- _What you should do_
Return every line of the items below that contains the word "Alice", copying each line in full. Match the word with its capitalization as given.

══ Dataset extract ══

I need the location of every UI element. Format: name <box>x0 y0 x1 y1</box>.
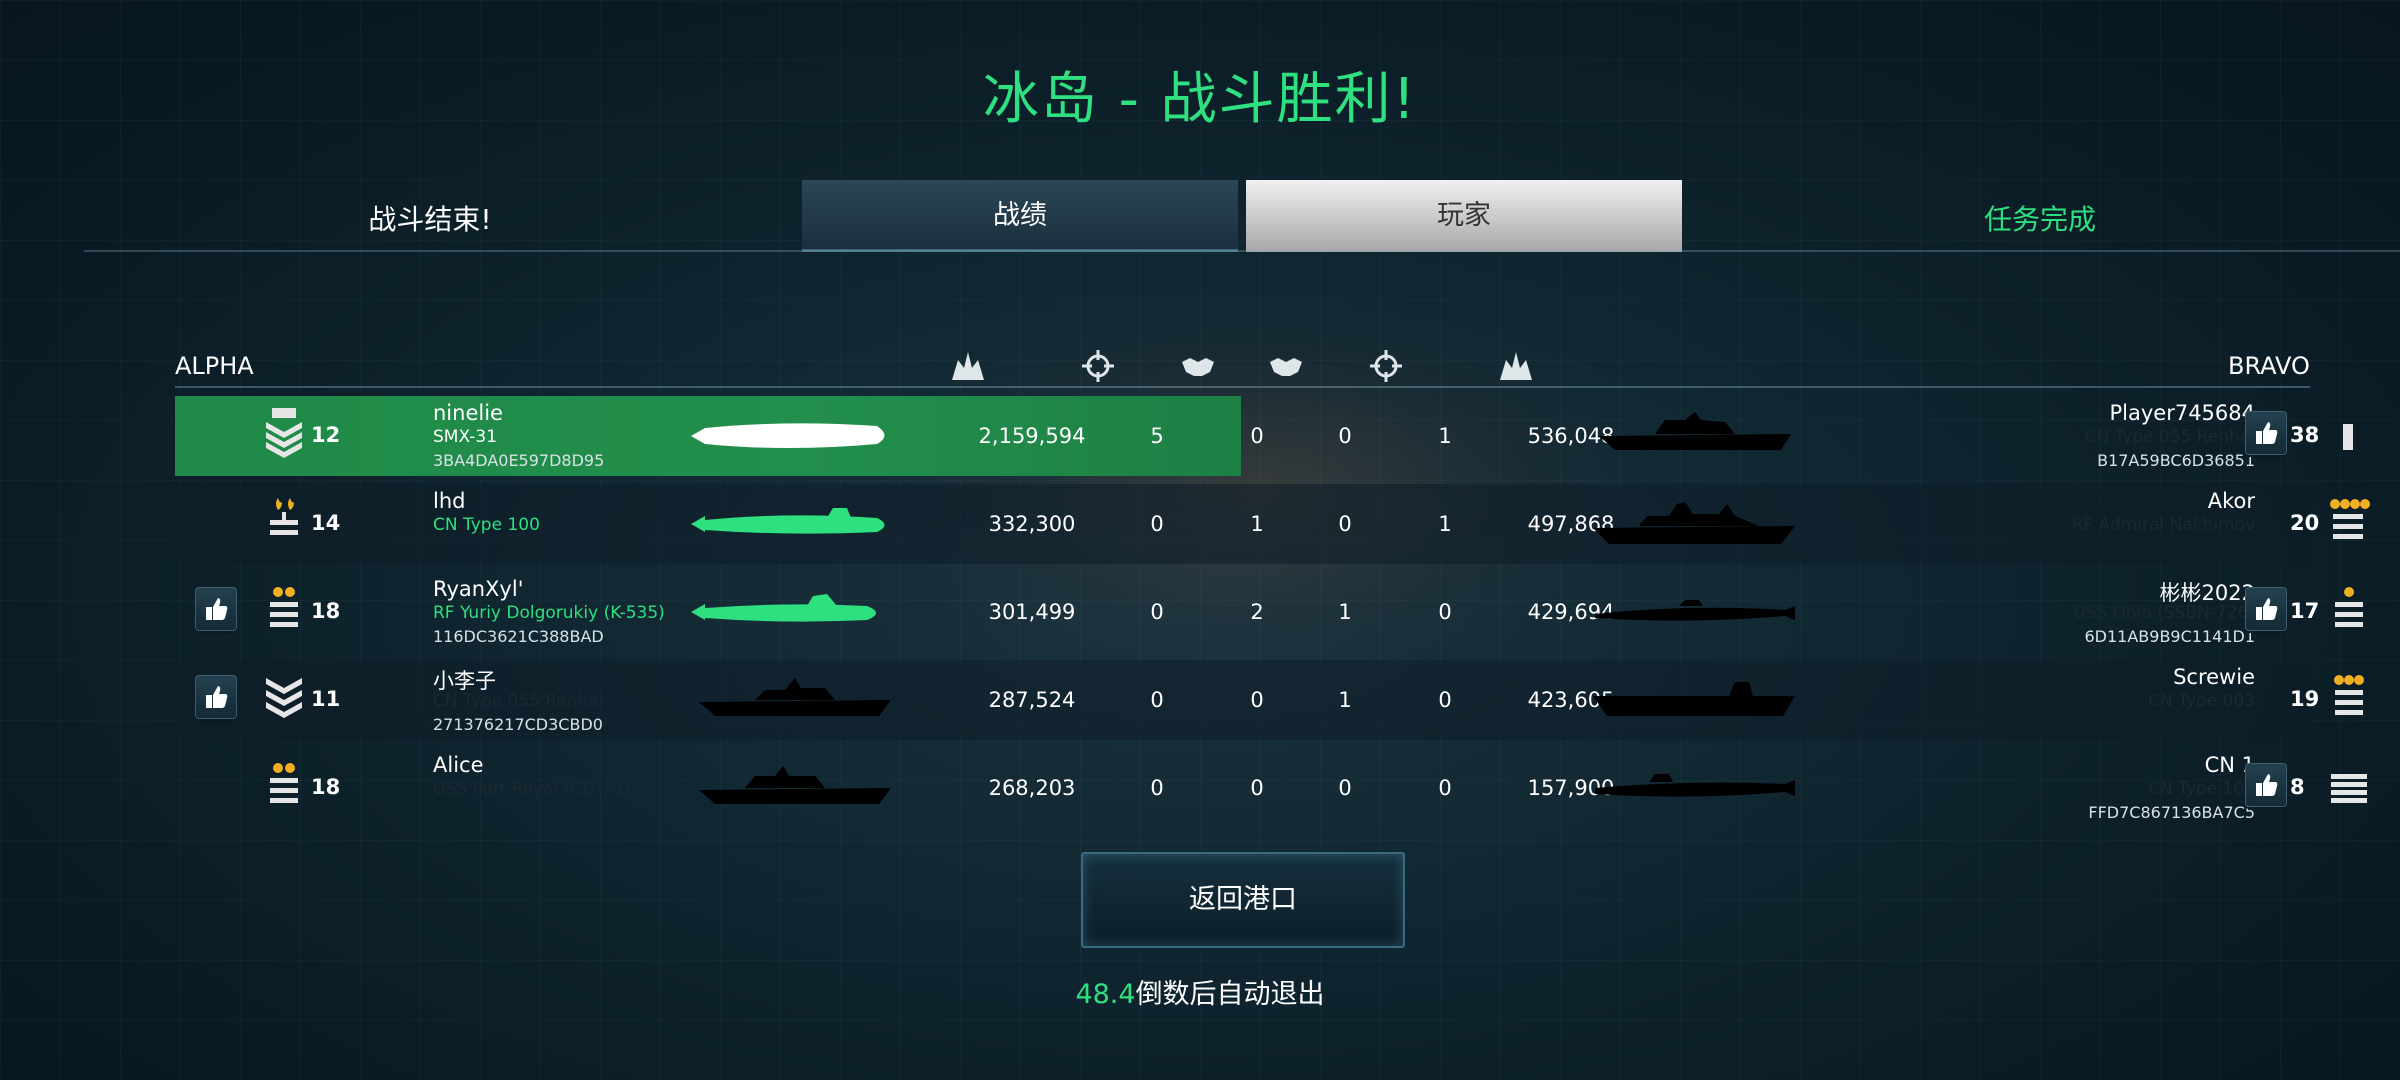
kills-value: 0 <box>1438 688 1452 712</box>
two-medal-rank-icon <box>260 758 308 818</box>
player-id: FFD7C867136BA7C5 <box>2088 803 2255 822</box>
submarine-silhouette <box>691 508 885 534</box>
battle-result-title: 冰岛 - 战斗胜利! <box>982 67 1418 132</box>
one-medal-rank-icon <box>2325 582 2373 642</box>
team-bravo-label: BRAVO <box>2228 352 2310 380</box>
submarine-silhouette <box>691 423 885 448</box>
battle-over-label: 战斗结束! <box>368 203 492 236</box>
player-level: 14 <box>311 511 341 535</box>
damage-value: 2,159,594 <box>978 424 1086 448</box>
tab-players[interactable]: 玩家 <box>1246 180 1682 252</box>
kills-value: 1 <box>1438 424 1452 448</box>
player-level: 18 <box>311 599 341 623</box>
assist-icon <box>1268 348 1304 384</box>
chevron-rank-icon <box>260 670 308 730</box>
countdown-text: 倒数后自动退出 <box>1135 979 1325 1010</box>
table-row: 12 ninelie SMX-31 3BA4DA0E597D8D95 2,159… <box>175 396 2353 476</box>
four-medal-rank-icon <box>2325 494 2373 554</box>
stripes-rank-icon <box>2325 758 2373 818</box>
return-to-port-button[interactable]: 返回港口 <box>1081 852 1405 948</box>
table-row: 14 lhd CN Type 100 332,300 0 1 0 1 497,8… <box>175 484 2370 564</box>
player-name: CN 1 <box>2204 753 2255 777</box>
damage-value: 268,203 <box>988 776 1076 800</box>
player-name: Screwie <box>2173 665 2255 689</box>
ship-name: SMX-31 <box>433 427 498 447</box>
player-level: 17 <box>2290 599 2320 623</box>
tab-stats[interactable]: 战绩 <box>802 180 1238 252</box>
auto-exit-countdown: 48.4倒数后自动退出 <box>0 972 2400 1011</box>
three-medal-rank-icon <box>2325 670 2373 730</box>
player-level: 38 <box>2290 423 2320 447</box>
ship-name: CN Type 100 <box>2148 779 2255 799</box>
two-medal-rank-icon <box>260 582 308 642</box>
ship-name: CN Type 055 Renhai <box>2084 427 2256 447</box>
mission-complete-label[interactable]: 任务完成 <box>1940 198 2140 238</box>
player-name: Player745684 <box>2109 401 2255 425</box>
like-button[interactable] <box>2245 763 2287 807</box>
player-id: B17A59BC6D36851 <box>2097 451 2255 470</box>
player-name: Alice <box>433 753 484 777</box>
player-id: 271376217CD3CBD0 <box>433 715 603 734</box>
player-id: 116DC3621C388BAD <box>433 627 604 646</box>
chevron-rank-icon <box>260 406 308 466</box>
target-icon <box>1080 348 1116 384</box>
damage-icon <box>1498 348 1534 384</box>
team-alpha-label: ALPHA <box>175 352 254 380</box>
ship-name: CN Type 100 <box>433 515 540 535</box>
ship-silhouette <box>699 678 891 716</box>
player-level: 19 <box>2290 687 2320 711</box>
target-icon <box>1368 348 1404 384</box>
ship-silhouette <box>1593 502 1795 544</box>
submarine-silhouette <box>1595 774 1795 797</box>
player-name: Akor <box>2207 489 2255 513</box>
like-button[interactable] <box>195 587 237 631</box>
kills-value: 0 <box>1438 600 1452 624</box>
bar-rank-icon <box>2325 406 2373 466</box>
top-bar: 战斗结束! 战绩 玩家 任务完成 <box>0 180 2400 252</box>
damage-value: 287,524 <box>988 688 1076 712</box>
damage-icon <box>950 348 986 384</box>
like-button[interactable] <box>2245 411 2287 455</box>
submarine-silhouette <box>1595 600 1795 621</box>
ship-silhouette <box>699 766 891 804</box>
header-divider <box>175 386 2310 388</box>
kills-value: 1 <box>1438 512 1452 536</box>
countdown-seconds: 48.4 <box>1075 979 1136 1010</box>
table-row: 18 Alice USS Port Royal (CG-73) 268,203 … <box>175 748 2367 828</box>
player-name: RyanXyl' <box>433 577 524 601</box>
submarine-silhouette <box>691 594 876 622</box>
player-level: 18 <box>311 775 341 799</box>
top-divider <box>84 250 2400 252</box>
ship-silhouette <box>1599 412 1791 450</box>
player-level: 12 <box>311 423 341 447</box>
carrier-silhouette <box>1593 682 1795 716</box>
kills-value: 0 <box>1438 776 1452 800</box>
damage-value: 301,499 <box>988 600 1076 624</box>
table-row: 11 小李子 CN Type 055 Renhai 271376217CD3CB… <box>175 660 2364 740</box>
player-level: 11 <box>311 687 341 711</box>
assist-icon <box>1180 348 1216 384</box>
ship-name: CN Type 055 Renhai <box>433 691 604 711</box>
ship-name: RF Yuriy Dolgorukiy (K-535) <box>433 603 665 623</box>
like-button[interactable] <box>195 675 237 719</box>
player-id: 6D11AB9B9C1141D1 <box>2084 627 2255 646</box>
flame-rank-icon <box>260 494 308 554</box>
ship-name: CN Type 003 <box>2148 691 2255 711</box>
table-row: 18 RyanXyl' RF Yuriy Dolgorukiy (K-535) … <box>175 572 2363 652</box>
ship-name: USS Port Royal (CG-73) <box>433 779 630 799</box>
ship-name: RF Admiral Nakhimov <box>2071 515 2255 535</box>
player-name: lhd <box>433 489 466 513</box>
damage-value: 332,300 <box>988 512 1076 536</box>
player-name: ninelie <box>433 401 503 425</box>
player-level: 20 <box>2290 511 2320 535</box>
player-level: 8 <box>2290 775 2305 799</box>
like-button[interactable] <box>2245 587 2287 631</box>
ship-name: USS Ohio (SSBN-726) <box>2073 603 2255 623</box>
player-id: 3BA4DA0E597D8D95 <box>433 451 605 470</box>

═══

- _Output for this task_
player-name: Alice <box>433 753 484 777</box>
table-row: 18 Alice USS Port Royal (CG-73) 268,203 … <box>175 748 2367 828</box>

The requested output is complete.